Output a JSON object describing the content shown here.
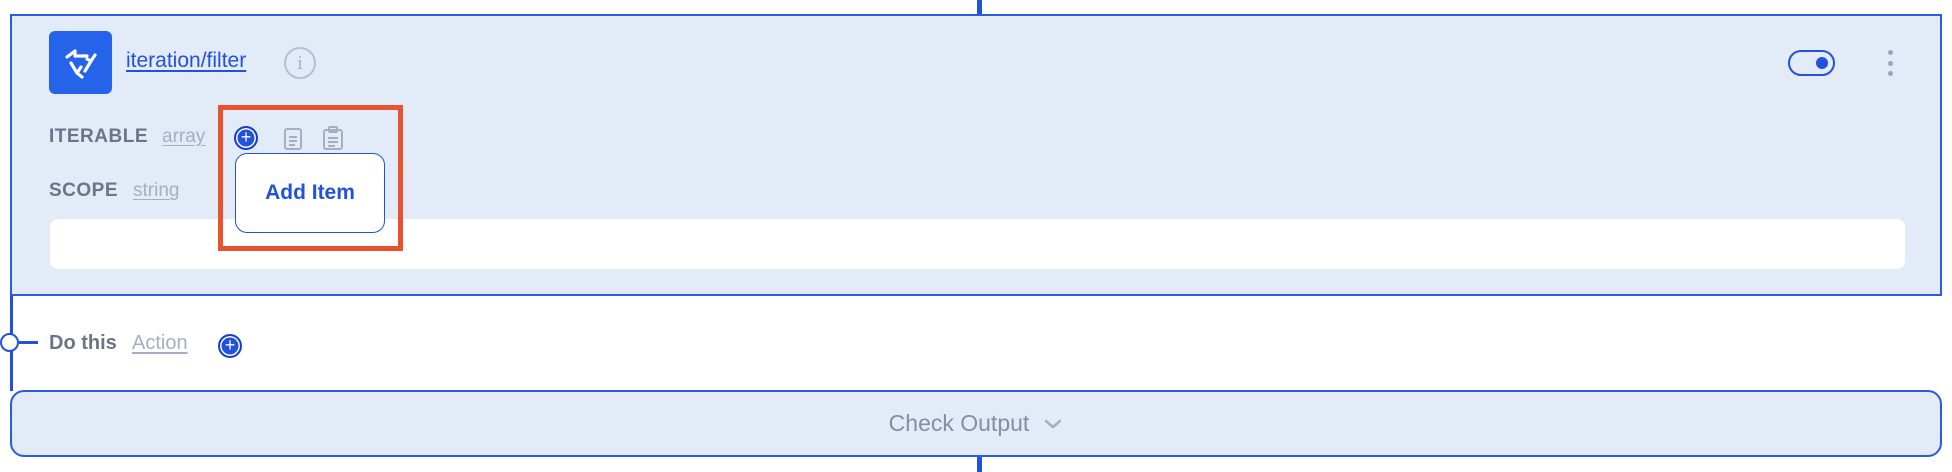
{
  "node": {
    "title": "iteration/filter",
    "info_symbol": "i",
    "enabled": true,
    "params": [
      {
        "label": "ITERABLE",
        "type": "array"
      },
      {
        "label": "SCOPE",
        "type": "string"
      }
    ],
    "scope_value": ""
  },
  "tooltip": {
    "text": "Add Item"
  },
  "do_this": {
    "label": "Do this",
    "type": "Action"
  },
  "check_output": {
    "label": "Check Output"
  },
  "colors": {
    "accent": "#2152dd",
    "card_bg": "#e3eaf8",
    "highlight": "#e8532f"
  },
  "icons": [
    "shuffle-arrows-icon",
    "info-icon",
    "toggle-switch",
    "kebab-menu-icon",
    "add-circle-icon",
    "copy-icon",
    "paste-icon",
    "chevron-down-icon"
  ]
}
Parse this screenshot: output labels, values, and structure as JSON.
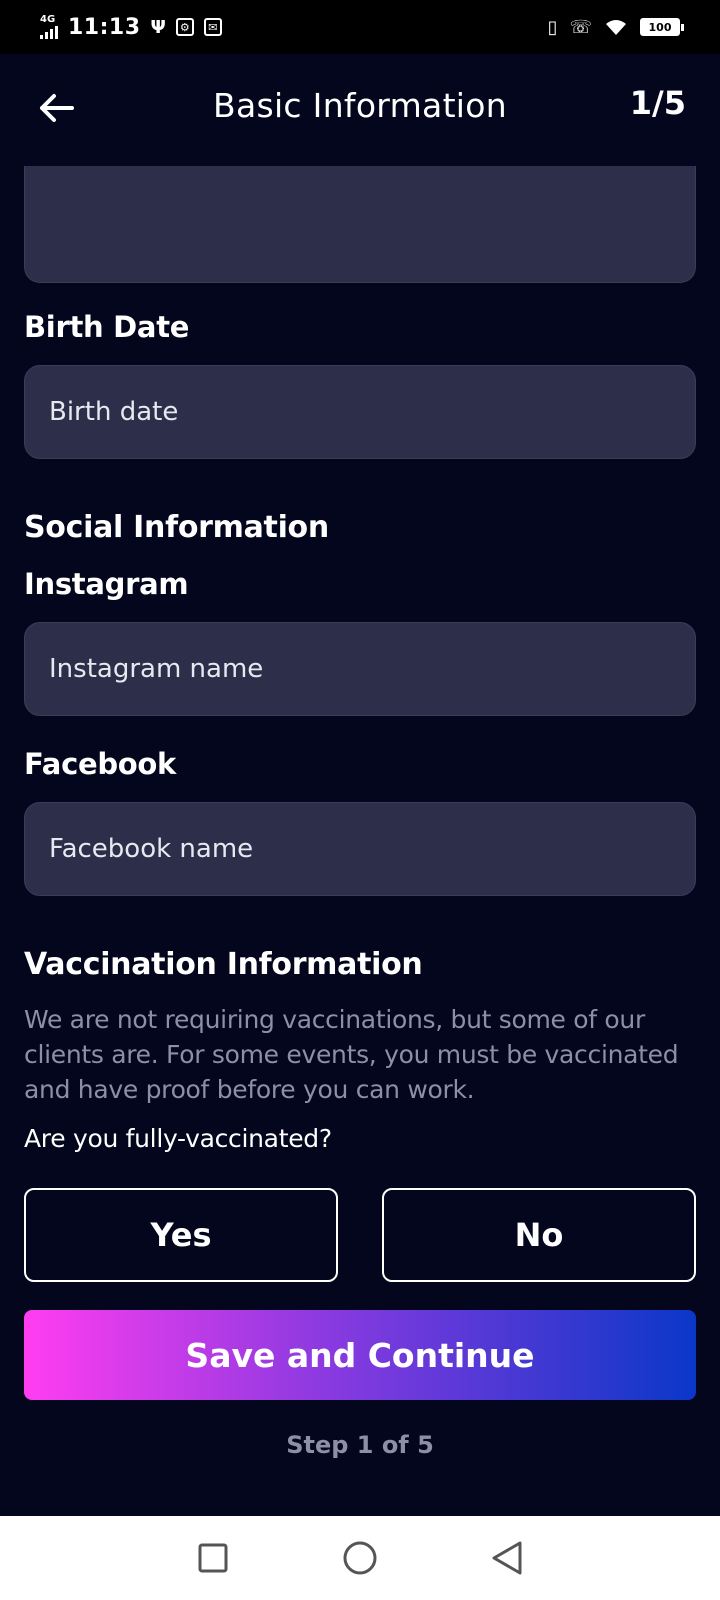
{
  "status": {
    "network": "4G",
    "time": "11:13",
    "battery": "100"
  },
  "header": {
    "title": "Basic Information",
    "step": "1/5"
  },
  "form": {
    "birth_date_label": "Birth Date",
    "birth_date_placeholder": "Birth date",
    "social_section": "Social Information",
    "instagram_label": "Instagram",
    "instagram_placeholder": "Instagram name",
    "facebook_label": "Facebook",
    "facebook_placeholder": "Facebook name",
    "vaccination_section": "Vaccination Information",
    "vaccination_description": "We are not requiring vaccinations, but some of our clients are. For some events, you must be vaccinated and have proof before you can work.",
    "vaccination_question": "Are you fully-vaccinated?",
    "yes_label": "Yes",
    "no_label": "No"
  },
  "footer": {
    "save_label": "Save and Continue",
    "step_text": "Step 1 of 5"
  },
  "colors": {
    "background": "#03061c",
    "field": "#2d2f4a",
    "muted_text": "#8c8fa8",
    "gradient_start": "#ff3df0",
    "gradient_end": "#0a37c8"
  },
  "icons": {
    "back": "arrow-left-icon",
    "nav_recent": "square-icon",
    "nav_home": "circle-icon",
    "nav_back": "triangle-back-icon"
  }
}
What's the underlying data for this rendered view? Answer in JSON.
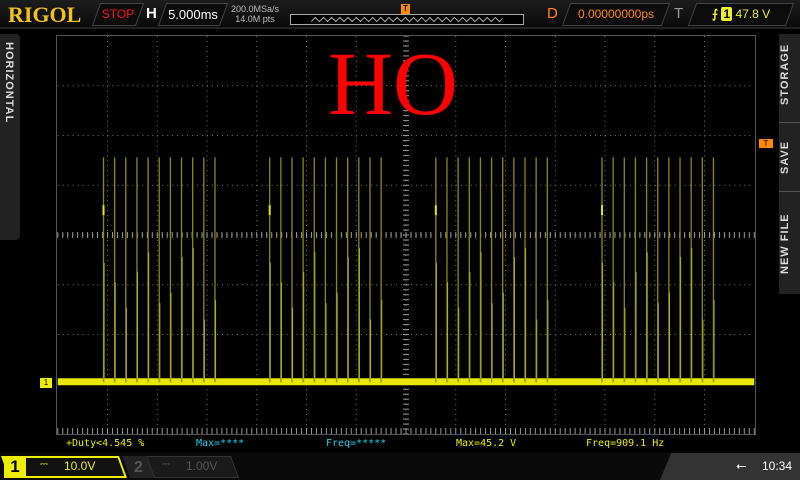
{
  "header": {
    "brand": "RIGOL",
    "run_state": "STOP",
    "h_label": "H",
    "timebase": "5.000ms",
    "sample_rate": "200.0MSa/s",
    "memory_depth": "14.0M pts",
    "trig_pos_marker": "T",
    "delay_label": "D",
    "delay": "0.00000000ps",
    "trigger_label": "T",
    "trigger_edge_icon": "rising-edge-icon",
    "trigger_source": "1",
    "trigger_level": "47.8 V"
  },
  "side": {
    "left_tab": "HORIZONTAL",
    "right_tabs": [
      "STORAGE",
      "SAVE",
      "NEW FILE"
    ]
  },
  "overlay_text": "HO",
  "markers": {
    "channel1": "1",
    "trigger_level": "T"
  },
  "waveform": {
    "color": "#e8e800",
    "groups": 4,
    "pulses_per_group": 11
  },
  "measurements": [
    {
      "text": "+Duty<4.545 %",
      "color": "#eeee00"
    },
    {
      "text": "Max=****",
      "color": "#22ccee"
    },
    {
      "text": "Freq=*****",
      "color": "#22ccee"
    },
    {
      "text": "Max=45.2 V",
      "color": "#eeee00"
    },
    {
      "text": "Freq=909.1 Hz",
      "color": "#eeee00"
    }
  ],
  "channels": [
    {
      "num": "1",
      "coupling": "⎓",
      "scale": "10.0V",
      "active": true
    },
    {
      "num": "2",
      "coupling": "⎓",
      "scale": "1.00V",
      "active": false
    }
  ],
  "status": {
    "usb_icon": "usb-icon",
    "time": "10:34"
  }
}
--- --- ---
● REQUIREMENTS
The records above are to be reproduced exactly; the pictures are to be left out.

● SOLVED EXERCISE
Output a JSON object describing the content shown here.
{
  "node": {
    "title": "iteration/filter",
    "info_symbol": "i",
    "enabled": true,
    "params": [
      {
        "label": "ITERABLE",
        "type": "array"
      },
      {
        "label": "SCOPE",
        "type": "string"
      }
    ],
    "scope_value": ""
  },
  "tooltip": {
    "text": "Add Item"
  },
  "do_this": {
    "label": "Do this",
    "type": "Action"
  },
  "check_output": {
    "label": "Check Output"
  },
  "colors": {
    "accent": "#2152dd",
    "card_bg": "#e3eaf8",
    "highlight": "#e8532f"
  },
  "icons": [
    "shuffle-arrows-icon",
    "info-icon",
    "toggle-switch",
    "kebab-menu-icon",
    "add-circle-icon",
    "copy-icon",
    "paste-icon",
    "chevron-down-icon"
  ]
}
Parse this screenshot: output labels, values, and structure as JSON.
{
  "status": {
    "network": "4G",
    "time": "11:13",
    "battery": "100"
  },
  "header": {
    "title": "Basic Information",
    "step": "1/5"
  },
  "form": {
    "birth_date_label": "Birth Date",
    "birth_date_placeholder": "Birth date",
    "social_section": "Social Information",
    "instagram_label": "Instagram",
    "instagram_placeholder": "Instagram name",
    "facebook_label": "Facebook",
    "facebook_placeholder": "Facebook name",
    "vaccination_section": "Vaccination Information",
    "vaccination_description": "We are not requiring vaccinations, but some of our clients are. For some events, you must be vaccinated and have proof before you can work.",
    "vaccination_question": "Are you fully-vaccinated?",
    "yes_label": "Yes",
    "no_label": "No"
  },
  "footer": {
    "save_label": "Save and Continue",
    "step_text": "Step 1 of 5"
  },
  "colors": {
    "background": "#03061c",
    "field": "#2d2f4a",
    "muted_text": "#8c8fa8",
    "gradient_start": "#ff3df0",
    "gradient_end": "#0a37c8"
  },
  "icons": {
    "back": "arrow-left-icon",
    "nav_recent": "square-icon",
    "nav_home": "circle-icon",
    "nav_back": "triangle-back-icon"
  }
}
What's the underlying data for this rendered view? Answer in JSON.
{
  "header": {
    "brand": "RIGOL",
    "run_state": "STOP",
    "h_label": "H",
    "timebase": "5.000ms",
    "sample_rate": "200.0MSa/s",
    "memory_depth": "14.0M pts",
    "trig_pos_marker": "T",
    "delay_label": "D",
    "delay": "0.00000000ps",
    "trigger_label": "T",
    "trigger_edge_icon": "rising-edge-icon",
    "trigger_source": "1",
    "trigger_level": "47.8 V"
  },
  "side": {
    "left_tab": "HORIZONTAL",
    "right_tabs": [
      "STORAGE",
      "SAVE",
      "NEW FILE"
    ]
  },
  "overlay_text": "HO",
  "markers": {
    "channel1": "1",
    "trigger_level": "T"
  },
  "waveform": {
    "color": "#e8e800",
    "groups": 4,
    "pulses_per_group": 11
  },
  "measurements": [
    {
      "text": "+Duty<4.545 %",
      "color": "#eeee00"
    },
    {
      "text": "Max=****",
      "color": "#22ccee"
    },
    {
      "text": "Freq=*****",
      "color": "#22ccee"
    },
    {
      "text": "Max=45.2 V",
      "color": "#eeee00"
    },
    {
      "text": "Freq=909.1 Hz",
      "color": "#eeee00"
    }
  ],
  "channels": [
    {
      "num": "1",
      "coupling": "⎓",
      "scale": "10.0V",
      "active": true
    },
    {
      "num": "2",
      "coupling": "⎓",
      "scale": "1.00V",
      "active": false
    }
  ],
  "status": {
    "usb_icon": "usb-icon",
    "time": "10:34"
  }
}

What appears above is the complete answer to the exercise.